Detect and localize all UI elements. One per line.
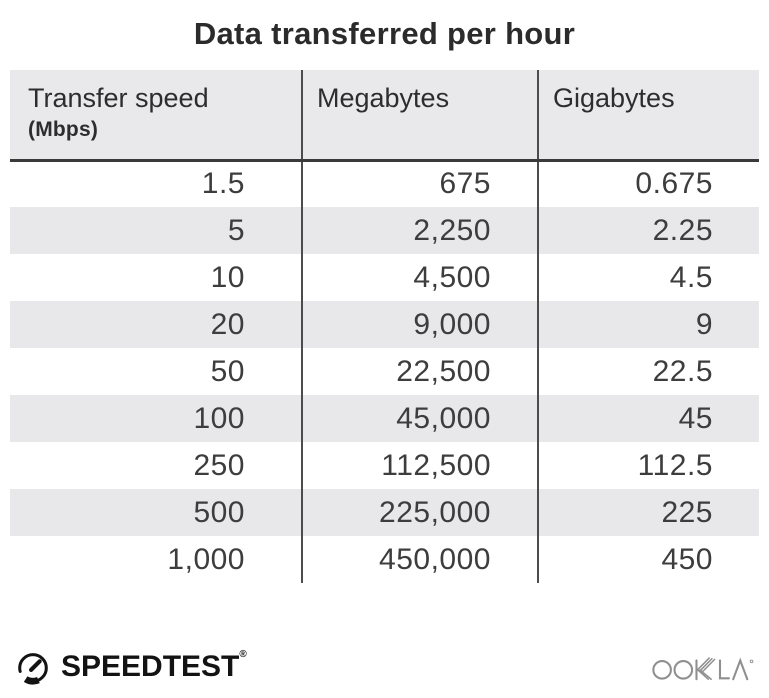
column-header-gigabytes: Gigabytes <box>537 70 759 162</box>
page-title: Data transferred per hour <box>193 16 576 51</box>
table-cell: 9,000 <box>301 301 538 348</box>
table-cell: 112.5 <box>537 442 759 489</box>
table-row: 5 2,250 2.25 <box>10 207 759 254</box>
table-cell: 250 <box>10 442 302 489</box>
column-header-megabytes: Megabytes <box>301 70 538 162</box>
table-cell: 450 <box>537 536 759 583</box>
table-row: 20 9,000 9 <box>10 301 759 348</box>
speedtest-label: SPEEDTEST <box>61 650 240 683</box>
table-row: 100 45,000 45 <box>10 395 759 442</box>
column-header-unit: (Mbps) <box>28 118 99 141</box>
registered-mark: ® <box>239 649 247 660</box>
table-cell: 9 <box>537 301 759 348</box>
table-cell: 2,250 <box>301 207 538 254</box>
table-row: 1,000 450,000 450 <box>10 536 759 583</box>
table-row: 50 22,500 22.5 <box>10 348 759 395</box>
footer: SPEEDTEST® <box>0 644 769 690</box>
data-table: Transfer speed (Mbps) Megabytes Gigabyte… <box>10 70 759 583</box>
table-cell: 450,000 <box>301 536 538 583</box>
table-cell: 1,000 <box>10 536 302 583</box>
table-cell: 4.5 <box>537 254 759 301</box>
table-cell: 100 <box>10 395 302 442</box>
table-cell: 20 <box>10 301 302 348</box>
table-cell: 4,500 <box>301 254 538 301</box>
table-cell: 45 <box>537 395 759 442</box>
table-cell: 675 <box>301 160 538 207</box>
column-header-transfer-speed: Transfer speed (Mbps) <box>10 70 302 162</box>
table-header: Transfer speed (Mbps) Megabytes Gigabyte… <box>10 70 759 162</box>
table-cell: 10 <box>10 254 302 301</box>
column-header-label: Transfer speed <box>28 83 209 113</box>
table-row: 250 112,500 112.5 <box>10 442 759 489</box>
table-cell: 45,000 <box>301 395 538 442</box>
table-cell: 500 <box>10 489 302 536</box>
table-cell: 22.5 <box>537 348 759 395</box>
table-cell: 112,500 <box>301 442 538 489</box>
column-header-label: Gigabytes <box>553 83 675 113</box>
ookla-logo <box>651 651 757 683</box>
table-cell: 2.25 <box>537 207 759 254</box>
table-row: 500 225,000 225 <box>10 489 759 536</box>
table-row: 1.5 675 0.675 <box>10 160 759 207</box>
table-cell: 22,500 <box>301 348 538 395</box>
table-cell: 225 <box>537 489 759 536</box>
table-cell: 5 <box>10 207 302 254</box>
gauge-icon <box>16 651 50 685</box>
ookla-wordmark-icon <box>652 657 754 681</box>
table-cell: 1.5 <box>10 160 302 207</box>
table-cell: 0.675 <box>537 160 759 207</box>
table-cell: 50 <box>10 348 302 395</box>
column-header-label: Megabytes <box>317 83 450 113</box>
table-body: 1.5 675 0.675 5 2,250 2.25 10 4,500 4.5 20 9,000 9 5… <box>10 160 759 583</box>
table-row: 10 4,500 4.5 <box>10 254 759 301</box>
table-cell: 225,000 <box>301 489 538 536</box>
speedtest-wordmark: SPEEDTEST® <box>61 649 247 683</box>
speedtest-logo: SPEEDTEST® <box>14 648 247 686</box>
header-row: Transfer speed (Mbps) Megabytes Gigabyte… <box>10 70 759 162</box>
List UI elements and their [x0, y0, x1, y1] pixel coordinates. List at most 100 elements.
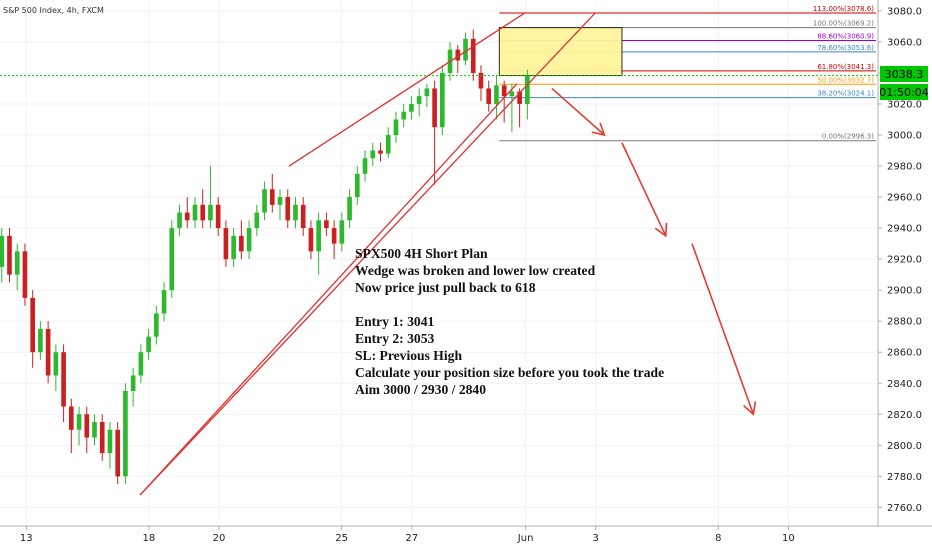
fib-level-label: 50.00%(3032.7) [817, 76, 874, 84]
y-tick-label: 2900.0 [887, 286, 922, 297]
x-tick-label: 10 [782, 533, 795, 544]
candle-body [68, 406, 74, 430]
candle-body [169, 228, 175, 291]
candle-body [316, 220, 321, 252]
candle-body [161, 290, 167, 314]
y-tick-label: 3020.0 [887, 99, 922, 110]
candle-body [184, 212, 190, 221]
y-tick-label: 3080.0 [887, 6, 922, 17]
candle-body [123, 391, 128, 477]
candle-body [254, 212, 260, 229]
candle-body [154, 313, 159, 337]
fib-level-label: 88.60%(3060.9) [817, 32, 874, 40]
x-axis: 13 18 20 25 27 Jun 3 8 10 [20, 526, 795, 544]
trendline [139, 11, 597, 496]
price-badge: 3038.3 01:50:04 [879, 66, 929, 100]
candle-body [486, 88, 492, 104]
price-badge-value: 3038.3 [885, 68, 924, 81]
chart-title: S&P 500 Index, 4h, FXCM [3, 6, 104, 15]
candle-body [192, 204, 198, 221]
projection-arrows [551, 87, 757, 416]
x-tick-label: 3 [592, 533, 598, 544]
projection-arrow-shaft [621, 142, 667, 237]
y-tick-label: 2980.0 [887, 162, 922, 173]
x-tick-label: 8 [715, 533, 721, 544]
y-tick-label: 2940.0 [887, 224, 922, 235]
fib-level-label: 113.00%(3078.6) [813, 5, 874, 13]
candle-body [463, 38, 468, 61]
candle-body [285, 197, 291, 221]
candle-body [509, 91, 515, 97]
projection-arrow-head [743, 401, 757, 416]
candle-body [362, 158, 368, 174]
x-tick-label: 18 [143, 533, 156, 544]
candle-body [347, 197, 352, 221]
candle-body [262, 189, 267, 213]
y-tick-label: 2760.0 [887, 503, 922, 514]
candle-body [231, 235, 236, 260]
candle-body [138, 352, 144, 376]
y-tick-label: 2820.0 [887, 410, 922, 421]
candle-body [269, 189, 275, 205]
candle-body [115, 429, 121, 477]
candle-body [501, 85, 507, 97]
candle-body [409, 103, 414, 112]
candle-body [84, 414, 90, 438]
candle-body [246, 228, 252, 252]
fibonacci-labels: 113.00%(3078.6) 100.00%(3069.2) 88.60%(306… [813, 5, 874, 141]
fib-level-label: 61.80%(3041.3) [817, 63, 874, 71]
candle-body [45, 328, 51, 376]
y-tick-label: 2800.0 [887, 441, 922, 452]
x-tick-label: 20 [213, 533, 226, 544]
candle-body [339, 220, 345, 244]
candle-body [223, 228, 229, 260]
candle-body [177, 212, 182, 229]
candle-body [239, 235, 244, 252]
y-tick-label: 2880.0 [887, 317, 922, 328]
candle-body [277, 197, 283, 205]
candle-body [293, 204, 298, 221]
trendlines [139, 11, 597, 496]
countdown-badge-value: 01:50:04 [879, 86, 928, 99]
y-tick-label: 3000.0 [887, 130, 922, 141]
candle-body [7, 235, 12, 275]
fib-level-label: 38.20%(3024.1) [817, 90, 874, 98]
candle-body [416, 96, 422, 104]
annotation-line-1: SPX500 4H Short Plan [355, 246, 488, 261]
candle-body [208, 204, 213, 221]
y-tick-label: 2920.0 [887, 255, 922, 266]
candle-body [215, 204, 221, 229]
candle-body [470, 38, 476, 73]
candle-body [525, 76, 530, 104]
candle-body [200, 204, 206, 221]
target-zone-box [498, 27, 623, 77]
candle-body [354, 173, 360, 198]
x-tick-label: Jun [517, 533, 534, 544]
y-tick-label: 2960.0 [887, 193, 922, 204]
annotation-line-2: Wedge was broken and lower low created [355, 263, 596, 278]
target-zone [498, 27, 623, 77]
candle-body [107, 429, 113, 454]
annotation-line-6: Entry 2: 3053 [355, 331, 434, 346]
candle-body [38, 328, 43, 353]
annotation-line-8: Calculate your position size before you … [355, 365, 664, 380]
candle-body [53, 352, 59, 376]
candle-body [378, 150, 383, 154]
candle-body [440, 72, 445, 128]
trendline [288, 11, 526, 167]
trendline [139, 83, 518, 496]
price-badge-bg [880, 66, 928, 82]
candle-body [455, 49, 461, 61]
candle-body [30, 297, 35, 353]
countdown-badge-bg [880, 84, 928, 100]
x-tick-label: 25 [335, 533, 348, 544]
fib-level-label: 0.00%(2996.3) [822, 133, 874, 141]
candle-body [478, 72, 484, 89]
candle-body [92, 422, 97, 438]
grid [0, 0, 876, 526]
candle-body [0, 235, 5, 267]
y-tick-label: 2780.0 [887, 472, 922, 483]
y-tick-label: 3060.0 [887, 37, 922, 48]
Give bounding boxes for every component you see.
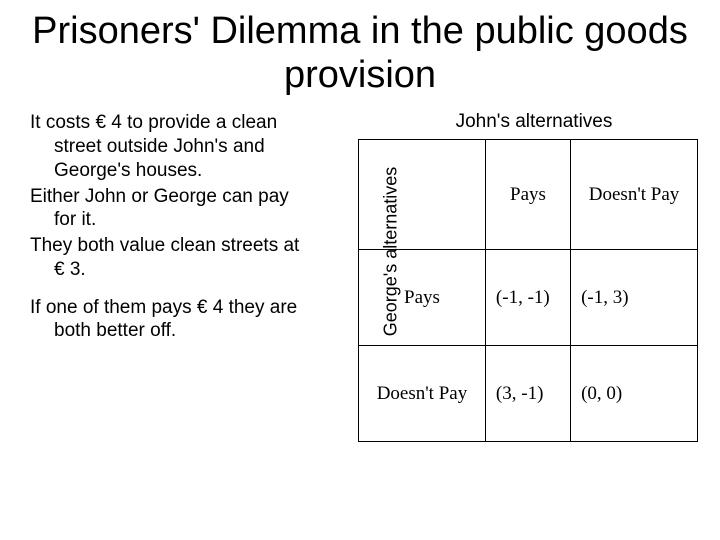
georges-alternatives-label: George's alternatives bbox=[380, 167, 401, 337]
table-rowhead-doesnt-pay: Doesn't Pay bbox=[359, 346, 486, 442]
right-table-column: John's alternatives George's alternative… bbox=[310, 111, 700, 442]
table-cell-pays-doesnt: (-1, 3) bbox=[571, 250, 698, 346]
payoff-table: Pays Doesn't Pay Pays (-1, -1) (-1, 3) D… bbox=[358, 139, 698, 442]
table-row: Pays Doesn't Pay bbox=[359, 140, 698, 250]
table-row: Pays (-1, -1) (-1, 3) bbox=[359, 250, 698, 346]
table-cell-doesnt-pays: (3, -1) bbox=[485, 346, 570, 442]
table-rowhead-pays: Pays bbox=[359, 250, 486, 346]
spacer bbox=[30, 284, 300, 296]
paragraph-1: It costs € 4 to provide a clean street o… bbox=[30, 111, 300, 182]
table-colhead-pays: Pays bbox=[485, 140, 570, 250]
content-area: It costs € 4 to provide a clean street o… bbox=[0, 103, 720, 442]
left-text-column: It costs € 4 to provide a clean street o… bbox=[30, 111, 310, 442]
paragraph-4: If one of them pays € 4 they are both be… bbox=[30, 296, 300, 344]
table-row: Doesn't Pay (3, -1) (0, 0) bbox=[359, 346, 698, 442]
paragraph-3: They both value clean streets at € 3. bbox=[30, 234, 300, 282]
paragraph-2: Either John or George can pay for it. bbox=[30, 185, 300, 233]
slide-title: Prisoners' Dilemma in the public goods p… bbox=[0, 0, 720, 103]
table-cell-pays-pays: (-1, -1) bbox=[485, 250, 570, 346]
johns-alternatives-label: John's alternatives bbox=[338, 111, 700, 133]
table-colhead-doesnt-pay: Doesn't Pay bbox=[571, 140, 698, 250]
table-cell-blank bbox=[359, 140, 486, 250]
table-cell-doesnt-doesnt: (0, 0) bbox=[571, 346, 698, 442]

-------

What the task requires >>
From the line with "georges-alternatives-label: George's alternatives" up to and including the line with "right-table-column: John's alternatives", rewrite the records with "Doesn't Pay" replaced by "Does Not Pay" and everything else unchanged.

Answer to this exercise >>
georges-alternatives-label: George's alternatives bbox=[380, 167, 401, 337]
table-rowhead-doesnt-pay: Does Not Pay bbox=[359, 346, 486, 442]
right-table-column: John's alternatives George's alternative… bbox=[310, 111, 700, 442]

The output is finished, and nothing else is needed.